Metal identification information typically includes a metal type, a metal weight, a price, and a chemistry. For example, a seller may indicate that he has ten metric tons of aluminum:casting:319.1 containing less than 5% iron and less than 1% lead for sale at $0.71/pound. Similarly, platinum group metals may be specified. A series of screen-shots of exemplary web pages used for posting a metal lot to the exchange server 104 for physical metal procurement are illustrated in FIGS. 18-20. A screen-shot of an exemplary web page showing a form for identifying the chemistry of a metal lot to be posted is illustrated in FIG. 21. When determining the price for a particular metal lot, the metal seller may review chemical evaluation matrices which have been completed by a prospective metal buyer. A completed chemical evaluation matrix informs the metal seller what types and percentages of impurities matter most and/or least to a particular metal buyer based on that metal buyer's application. Additionally, the completed chemical evaluation matrix indicates an expected discount rate for one or more types and percentages of impurities. For example, a prospective metal buyer may indicate that he is looking to buy one ton of aluminum:casting:319.1 with less than 1 % iron for $0.73/pound, but one ton of aluminum:casting:319.1 with less than 5% iron would satisfy his needs if the price was only $0.69/pound (i.e., a 4 cent/pound discount rate is expected). A screen-shot of an exemplary web page showing a chemistry value matrix is illustrated in FIG. 22.

Once the metal identification information is received by the exchange server 104, the server program 1230 stores the metal identification information in the server memory 308 and/or the separate database 314 (step

1218). Subsequently, a metal buyer logs into the metals exchange server 104 from a second client device 102. As with the metal seller, this log in step may be accomplished by transmitting a username and/or a password to the server program 1230 via the network 108 (step 1220). Again, once the server 104 receives the username and password (step 1222), the server program 1230 verifies that the username and password belong to a registered user by checking the local database 314 (step 1224). See FIG. 13.

If the username and password are registered, the server program 1230 preferably determines if a bilateral credit relationship exists between the buyer and the seller (step 1226). This determination is made by checking if information defining such a bilateral credit relationship was stored in the database 312 earlier at step 1214. In the example above, seller A extended a $750,000 line of credit to buyer B. If a credit relationship exists, a visual indicator, such as a credit relationship icon, is preferably placed next to otherwise anonymous metal lots to indicate that the lot may be purchased using the previously established credit line. A screen-shot of an exemplary web page showing posted contracts with credit relationship icons 2302 is illustrated in FIG. 23. Of course, a person of ordinary skill in the art will readily appreciate that other forms of credit may be used without departing from the scope or spirit of the present invention. For example, a clearinghouse may be used. Alternatively, certain frequent metal buyers, such as automobile manufactures, may establish an account with the metals exchange server 104 and place a certain amount of capital in the account. Subsequently, when one of these buyers purchases metal via the metals exchange server 104, the purchase price may be automatically deducted from the user's preestablished account.

■ Records ■
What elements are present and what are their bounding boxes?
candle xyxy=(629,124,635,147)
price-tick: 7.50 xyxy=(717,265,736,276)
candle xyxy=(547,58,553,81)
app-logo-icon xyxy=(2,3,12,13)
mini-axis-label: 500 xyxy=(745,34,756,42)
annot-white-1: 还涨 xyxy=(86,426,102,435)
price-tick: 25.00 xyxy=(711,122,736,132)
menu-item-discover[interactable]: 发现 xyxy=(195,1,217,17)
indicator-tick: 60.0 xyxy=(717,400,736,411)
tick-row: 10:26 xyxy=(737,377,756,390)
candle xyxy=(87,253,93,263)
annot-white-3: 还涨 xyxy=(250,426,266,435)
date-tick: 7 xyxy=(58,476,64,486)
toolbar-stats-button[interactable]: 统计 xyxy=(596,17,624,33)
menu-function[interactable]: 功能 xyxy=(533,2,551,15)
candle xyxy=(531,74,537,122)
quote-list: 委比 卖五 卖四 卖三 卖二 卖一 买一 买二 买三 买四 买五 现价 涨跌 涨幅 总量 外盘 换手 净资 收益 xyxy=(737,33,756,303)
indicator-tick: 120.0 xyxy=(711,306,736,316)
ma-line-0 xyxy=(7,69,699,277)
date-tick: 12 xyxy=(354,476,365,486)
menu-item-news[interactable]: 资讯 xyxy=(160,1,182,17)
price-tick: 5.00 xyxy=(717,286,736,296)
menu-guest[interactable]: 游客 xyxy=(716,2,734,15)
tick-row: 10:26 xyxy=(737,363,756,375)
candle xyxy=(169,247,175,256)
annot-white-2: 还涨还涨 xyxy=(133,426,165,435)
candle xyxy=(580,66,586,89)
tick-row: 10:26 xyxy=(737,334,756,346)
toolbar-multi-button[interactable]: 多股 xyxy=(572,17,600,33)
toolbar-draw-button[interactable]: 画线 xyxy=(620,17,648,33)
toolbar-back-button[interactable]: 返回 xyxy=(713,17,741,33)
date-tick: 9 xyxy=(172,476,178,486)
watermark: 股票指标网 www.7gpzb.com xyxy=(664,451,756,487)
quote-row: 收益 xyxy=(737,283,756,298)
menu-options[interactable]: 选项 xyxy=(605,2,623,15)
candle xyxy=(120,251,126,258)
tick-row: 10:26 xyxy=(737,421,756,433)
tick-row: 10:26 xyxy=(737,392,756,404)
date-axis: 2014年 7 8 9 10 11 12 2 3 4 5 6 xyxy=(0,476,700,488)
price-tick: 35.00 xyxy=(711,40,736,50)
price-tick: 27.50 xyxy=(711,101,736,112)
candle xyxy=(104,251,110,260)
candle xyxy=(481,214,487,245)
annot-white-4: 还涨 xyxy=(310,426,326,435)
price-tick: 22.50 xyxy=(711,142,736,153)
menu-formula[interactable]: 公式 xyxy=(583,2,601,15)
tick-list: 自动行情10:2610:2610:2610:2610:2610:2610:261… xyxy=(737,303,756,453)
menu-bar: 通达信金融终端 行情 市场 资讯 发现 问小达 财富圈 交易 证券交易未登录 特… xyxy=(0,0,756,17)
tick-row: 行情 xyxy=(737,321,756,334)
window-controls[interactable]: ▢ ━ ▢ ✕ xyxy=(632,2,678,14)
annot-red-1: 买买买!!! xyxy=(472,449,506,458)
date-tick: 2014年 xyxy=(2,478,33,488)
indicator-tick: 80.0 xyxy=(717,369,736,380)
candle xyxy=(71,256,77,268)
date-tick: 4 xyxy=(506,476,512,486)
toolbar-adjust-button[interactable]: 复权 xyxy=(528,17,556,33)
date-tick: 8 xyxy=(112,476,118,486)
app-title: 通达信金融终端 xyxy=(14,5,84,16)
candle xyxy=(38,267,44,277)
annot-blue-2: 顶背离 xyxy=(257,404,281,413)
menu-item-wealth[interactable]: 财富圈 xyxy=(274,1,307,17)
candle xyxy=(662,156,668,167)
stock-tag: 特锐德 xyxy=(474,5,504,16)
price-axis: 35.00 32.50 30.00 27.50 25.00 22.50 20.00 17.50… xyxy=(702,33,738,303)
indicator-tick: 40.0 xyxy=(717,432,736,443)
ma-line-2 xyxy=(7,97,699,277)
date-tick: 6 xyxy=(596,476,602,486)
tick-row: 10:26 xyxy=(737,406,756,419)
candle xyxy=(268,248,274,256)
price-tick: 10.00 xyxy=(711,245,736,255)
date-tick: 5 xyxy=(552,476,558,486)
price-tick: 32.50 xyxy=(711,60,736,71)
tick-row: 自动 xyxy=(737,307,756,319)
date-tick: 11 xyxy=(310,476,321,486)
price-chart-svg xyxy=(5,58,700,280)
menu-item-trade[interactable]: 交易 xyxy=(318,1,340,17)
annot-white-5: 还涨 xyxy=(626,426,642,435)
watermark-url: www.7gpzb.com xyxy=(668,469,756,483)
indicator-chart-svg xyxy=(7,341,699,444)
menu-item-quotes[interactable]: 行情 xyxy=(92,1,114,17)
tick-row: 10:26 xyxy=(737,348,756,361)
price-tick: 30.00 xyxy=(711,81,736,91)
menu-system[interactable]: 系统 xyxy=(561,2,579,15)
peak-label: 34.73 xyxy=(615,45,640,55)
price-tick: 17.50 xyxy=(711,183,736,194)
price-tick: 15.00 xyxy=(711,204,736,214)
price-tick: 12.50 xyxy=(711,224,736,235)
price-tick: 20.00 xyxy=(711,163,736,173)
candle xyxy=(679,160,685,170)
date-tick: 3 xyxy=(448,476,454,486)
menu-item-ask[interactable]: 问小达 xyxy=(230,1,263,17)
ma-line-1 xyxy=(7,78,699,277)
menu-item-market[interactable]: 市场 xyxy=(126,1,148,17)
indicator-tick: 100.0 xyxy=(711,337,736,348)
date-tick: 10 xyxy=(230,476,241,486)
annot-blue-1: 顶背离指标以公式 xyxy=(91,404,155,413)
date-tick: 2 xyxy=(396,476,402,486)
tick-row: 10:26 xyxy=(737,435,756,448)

■ Required work ■
**a.** Please reproduce the records word for word, from their first line through the line containing "toolbar-stats-button[interactable]: 统计 xyxy=(596,17,624,33)", including both of those lines.
**b.** Extend the passage on the metals exchange server, picking up after its last sentence.

■ Answers for this exercise ■
**a.**
What elements are present and what are their bounding boxes?
candle xyxy=(629,124,635,147)
price-tick: 7.50 xyxy=(717,265,736,276)
candle xyxy=(547,58,553,81)
app-logo-icon xyxy=(2,3,12,13)
mini-axis-label: 500 xyxy=(745,34,756,42)
annot-white-1: 还涨 xyxy=(86,426,102,435)
price-tick: 25.00 xyxy=(711,122,736,132)
menu-item-discover[interactable]: 发现 xyxy=(195,1,217,17)
indicator-tick: 60.0 xyxy=(717,400,736,411)
tick-row: 10:26 xyxy=(737,377,756,390)
candle xyxy=(87,253,93,263)
annot-white-3: 还涨 xyxy=(250,426,266,435)
date-tick: 7 xyxy=(58,476,64,486)
toolbar-stats-button[interactable]: 统计 xyxy=(596,17,624,33)

**b.**
Subsequently, the server program 1230 transmits one or more web pages to the metal buyer (step 1228) for display at the second client device 102 (step 1230). Again, the server program 1230 may start by transmitting a "home" page. After receiving the home page, the client 102 may request additional web pages from the web site by selecting hyperlinks embedded in the web pages. Preferably, the metals exchange server 104 serves web pages which include price indices, metal identification information with credit relationship icons 2302, hedging services, logistics services, FAS133 information, financing services, and/or a blank chemical evaluation matrix. Preferably, the seller's identify is not included (i.e., all sellers remain anonymous prior to lot purchase). As discussed above, each price index Is preferably a weighted moving average associated with a specific type of metal based on all exchanges processed by the exchange server 104 over a given period of time.

Metal identification information typically includes a metal type, a metal weight, a price, and a chemistry. A screen-shot of an exemplary web page showing metal identification information is illustrated in FIG. 24. The chemistry composition of a particular metal is preferably detailed on a separate composition web page which may be retrieved by activating a hyperlink associated with the metal lot. For example, the composition web page may indicate percentages and or ranges for silicon, copper, magnesium, nickel, tin, lead, iron, manganese, chromium, zinc, and/or titanium. See FIG. 21. In addition, the metal identification information may be associated with a credit relationship icon 2302. See FIG. 23.

Preferably, the exchange server 104 transmits three different types of credit relationship icons 2302. If a preexisting bilateral credit relationship exists between the buyer (i.e., the viewer of the transmitted web page) and the seller (i.e., the person who posted the metal lot in question), then a positive icon may be used (e.g., "+"). Conversely, if a preexisting bilateral credit relationship does not exist between the buyer and the seller, then no icon or a negative icon may be used (e.g., "-"). If the viewer of the transmitted web page is looking at a metal lot he himself posted, then a neutral icon may be used (e.g., "x"). See FIG. 23. Preferably, the current status of credit accounts are maintained in the database 314. In this manner, the positive icon may be reserved for metal lots which, if purchased, would not cause the established credit limit to be exceeded.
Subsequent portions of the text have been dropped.